--- begin SUPPLIED RECORDS ---
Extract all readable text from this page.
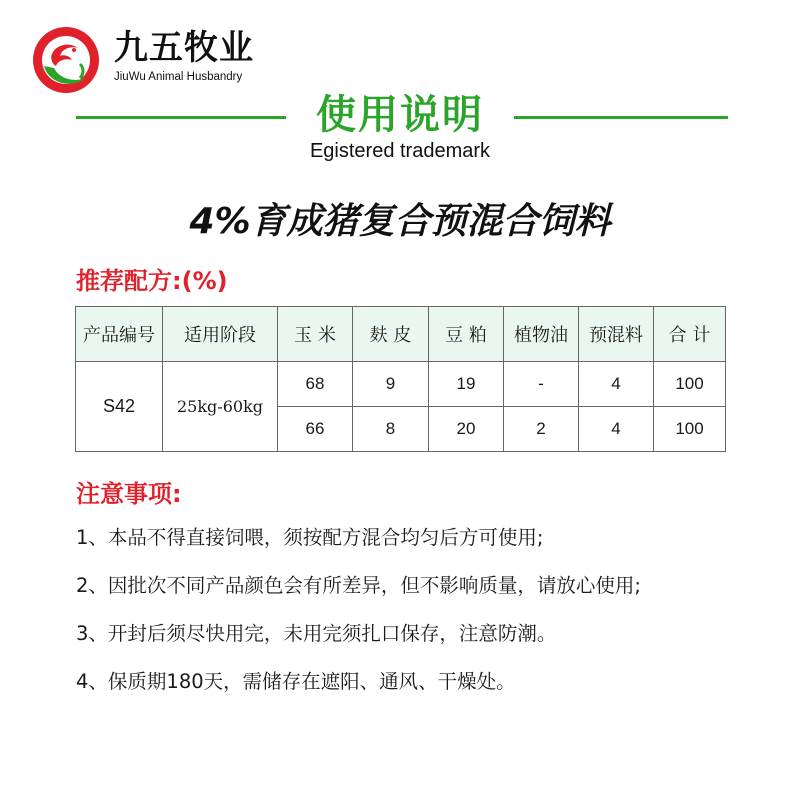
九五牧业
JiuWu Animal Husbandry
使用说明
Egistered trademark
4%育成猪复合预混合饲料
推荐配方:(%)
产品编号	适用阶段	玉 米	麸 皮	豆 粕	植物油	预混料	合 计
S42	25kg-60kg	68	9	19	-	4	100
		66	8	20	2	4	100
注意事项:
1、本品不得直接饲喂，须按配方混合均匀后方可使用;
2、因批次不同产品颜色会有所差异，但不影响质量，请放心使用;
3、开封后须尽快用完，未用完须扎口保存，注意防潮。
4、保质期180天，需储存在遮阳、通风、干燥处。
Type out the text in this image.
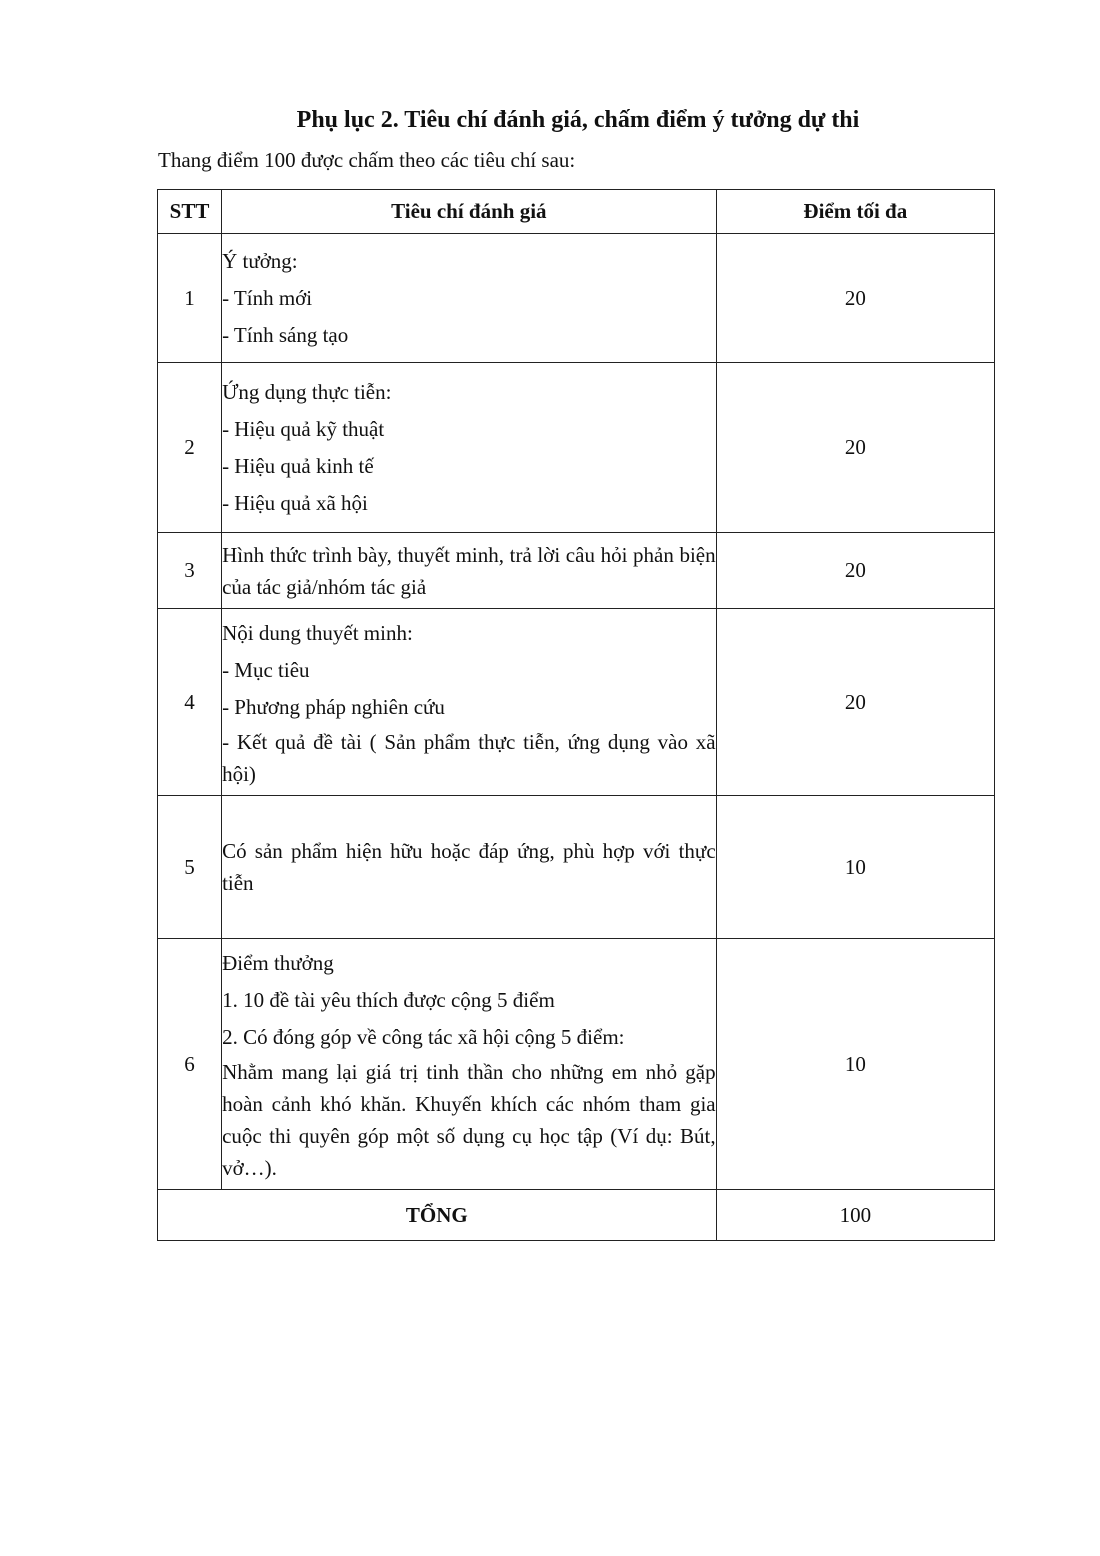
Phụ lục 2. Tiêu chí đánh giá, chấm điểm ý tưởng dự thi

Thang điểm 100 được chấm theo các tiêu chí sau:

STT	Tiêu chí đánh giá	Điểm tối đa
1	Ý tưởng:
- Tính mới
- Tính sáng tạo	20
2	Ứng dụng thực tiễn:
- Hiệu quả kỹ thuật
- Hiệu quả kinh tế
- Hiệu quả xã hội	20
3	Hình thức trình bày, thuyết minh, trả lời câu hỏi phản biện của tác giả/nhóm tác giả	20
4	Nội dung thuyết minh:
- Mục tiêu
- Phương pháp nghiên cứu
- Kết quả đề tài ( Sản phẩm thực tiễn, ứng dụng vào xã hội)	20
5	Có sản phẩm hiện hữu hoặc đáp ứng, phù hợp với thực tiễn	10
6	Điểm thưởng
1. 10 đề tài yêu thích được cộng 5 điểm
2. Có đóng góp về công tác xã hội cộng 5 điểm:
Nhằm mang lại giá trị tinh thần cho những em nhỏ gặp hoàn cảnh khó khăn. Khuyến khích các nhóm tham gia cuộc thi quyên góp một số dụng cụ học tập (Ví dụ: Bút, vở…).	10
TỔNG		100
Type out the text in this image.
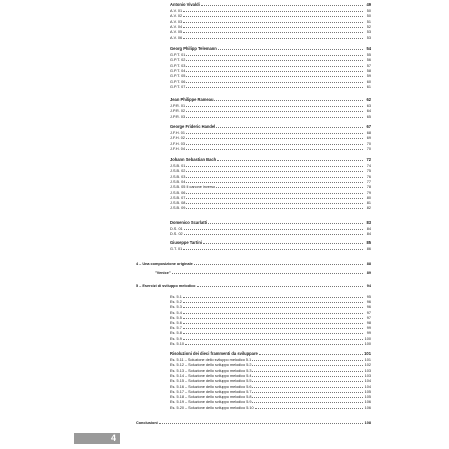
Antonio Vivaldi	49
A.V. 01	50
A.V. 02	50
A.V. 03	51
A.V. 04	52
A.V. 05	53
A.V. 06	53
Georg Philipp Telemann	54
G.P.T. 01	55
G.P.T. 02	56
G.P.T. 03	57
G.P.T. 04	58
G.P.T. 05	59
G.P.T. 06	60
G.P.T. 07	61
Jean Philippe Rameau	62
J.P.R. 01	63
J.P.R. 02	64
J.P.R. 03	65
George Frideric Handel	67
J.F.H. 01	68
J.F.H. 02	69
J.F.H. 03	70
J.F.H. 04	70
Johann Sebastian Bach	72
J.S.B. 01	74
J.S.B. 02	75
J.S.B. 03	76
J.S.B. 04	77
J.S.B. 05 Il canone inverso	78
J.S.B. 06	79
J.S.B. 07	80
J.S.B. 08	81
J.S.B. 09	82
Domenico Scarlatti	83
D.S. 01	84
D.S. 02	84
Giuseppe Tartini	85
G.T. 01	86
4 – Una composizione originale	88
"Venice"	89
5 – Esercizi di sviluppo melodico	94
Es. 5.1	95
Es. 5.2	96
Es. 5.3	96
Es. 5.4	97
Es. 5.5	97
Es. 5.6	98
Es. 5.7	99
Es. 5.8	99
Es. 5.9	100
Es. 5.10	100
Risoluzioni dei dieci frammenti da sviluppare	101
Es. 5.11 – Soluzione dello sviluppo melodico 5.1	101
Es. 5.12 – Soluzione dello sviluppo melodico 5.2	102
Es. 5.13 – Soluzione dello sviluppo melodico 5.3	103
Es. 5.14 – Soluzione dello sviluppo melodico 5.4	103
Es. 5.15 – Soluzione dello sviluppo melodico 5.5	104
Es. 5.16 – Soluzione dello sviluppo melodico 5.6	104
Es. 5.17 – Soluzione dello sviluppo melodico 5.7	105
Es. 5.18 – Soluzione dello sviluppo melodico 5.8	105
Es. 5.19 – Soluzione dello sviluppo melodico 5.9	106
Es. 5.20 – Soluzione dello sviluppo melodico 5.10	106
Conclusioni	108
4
--- end SUPPLIED RECORDS ---
Generate a word-for-word copy of the preceding records, excluding all pictures.

_FULL OUTPUT_
Extract all readable text from this page.
九五牧业
JiuWu Animal Husbandry
使用说明
Egistered trademark
4%育成猪复合预混合饲料
推荐配方:(%)
产品编号	适用阶段	玉 米	麸 皮	豆 粕	植物油	预混料	合 计
S42	25kg-60kg	68	9	19	-	4	100
		66	8	20	2	4	100
注意事项:
1、本品不得直接饲喂，须按配方混合均匀后方可使用;
2、因批次不同产品颜色会有所差异，但不影响质量，请放心使用;
3、开封后须尽快用完，未用完须扎口保存，注意防潮。
4、保质期180天，需储存在遮阳、通风、干燥处。
Type out the text in this image.
Phụ lục 2. Tiêu chí đánh giá, chấm điểm ý tưởng dự thi

Thang điểm 100 được chấm theo các tiêu chí sau:

STT	Tiêu chí đánh giá	Điểm tối đa
1	Ý tưởng:
- Tính mới
- Tính sáng tạo	20
2	Ứng dụng thực tiễn:
- Hiệu quả kỹ thuật
- Hiệu quả kinh tế
- Hiệu quả xã hội	20
3	Hình thức trình bày, thuyết minh, trả lời câu hỏi phản biện của tác giả/nhóm tác giả	20
4	Nội dung thuyết minh:
- Mục tiêu
- Phương pháp nghiên cứu
- Kết quả đề tài ( Sản phẩm thực tiễn, ứng dụng vào xã hội)	20
5	Có sản phẩm hiện hữu hoặc đáp ứng, phù hợp với thực tiễn	10
6	Điểm thưởng
1. 10 đề tài yêu thích được cộng 5 điểm
2. Có đóng góp về công tác xã hội cộng 5 điểm:
Nhằm mang lại giá trị tinh thần cho những em nhỏ gặp hoàn cảnh khó khăn. Khuyến khích các nhóm tham gia cuộc thi quyên góp một số dụng cụ học tập (Ví dụ: Bút, vở…).	10
TỔNG		100
Type out the text in this image.
Antonio Vivaldi	49
A.V. 01	50
A.V. 02	50
A.V. 03	51
A.V. 04	52
A.V. 05	53
A.V. 06	53
Georg Philipp Telemann	54
G.P.T. 01	55
G.P.T. 02	56
G.P.T. 03	57
G.P.T. 04	58
G.P.T. 05	59
G.P.T. 06	60
G.P.T. 07	61
Jean Philippe Rameau	62
J.P.R. 01	63
J.P.R. 02	64
J.P.R. 03	65
George Frideric Handel	67
J.F.H. 01	68
J.F.H. 02	69
J.F.H. 03	70
J.F.H. 04	70
Johann Sebastian Bach	72
J.S.B. 01	74
J.S.B. 02	75
J.S.B. 03	76
J.S.B. 04	77
J.S.B. 05 Il canone inverso	78
J.S.B. 06	79
J.S.B. 07	80
J.S.B. 08	81
J.S.B. 09	82
Domenico Scarlatti	83
D.S. 01	84
D.S. 02	84
Giuseppe Tartini	85
G.T. 01	86
4 – Una composizione originale	88
"Venice"	89
5 – Esercizi di sviluppo melodico	94
Es. 5.1	95
Es. 5.2	96
Es. 5.3	96
Es. 5.4	97
Es. 5.5	97
Es. 5.6	98
Es. 5.7	99
Es. 5.8	99
Es. 5.9	100
Es. 5.10	100
Risoluzioni dei dieci frammenti da sviluppare	101
Es. 5.11 – Soluzione dello sviluppo melodico 5.1	101
Es. 5.12 – Soluzione dello sviluppo melodico 5.2	102
Es. 5.13 – Soluzione dello sviluppo melodico 5.3	103
Es. 5.14 – Soluzione dello sviluppo melodico 5.4	103
Es. 5.15 – Soluzione dello sviluppo melodico 5.5	104
Es. 5.16 – Soluzione dello sviluppo melodico 5.6	104
Es. 5.17 – Soluzione dello sviluppo melodico 5.7	105
Es. 5.18 – Soluzione dello sviluppo melodico 5.8	105
Es. 5.19 – Soluzione dello sviluppo melodico 5.9	106
Es. 5.20 – Soluzione dello sviluppo melodico 5.10	106
Conclusioni	108
4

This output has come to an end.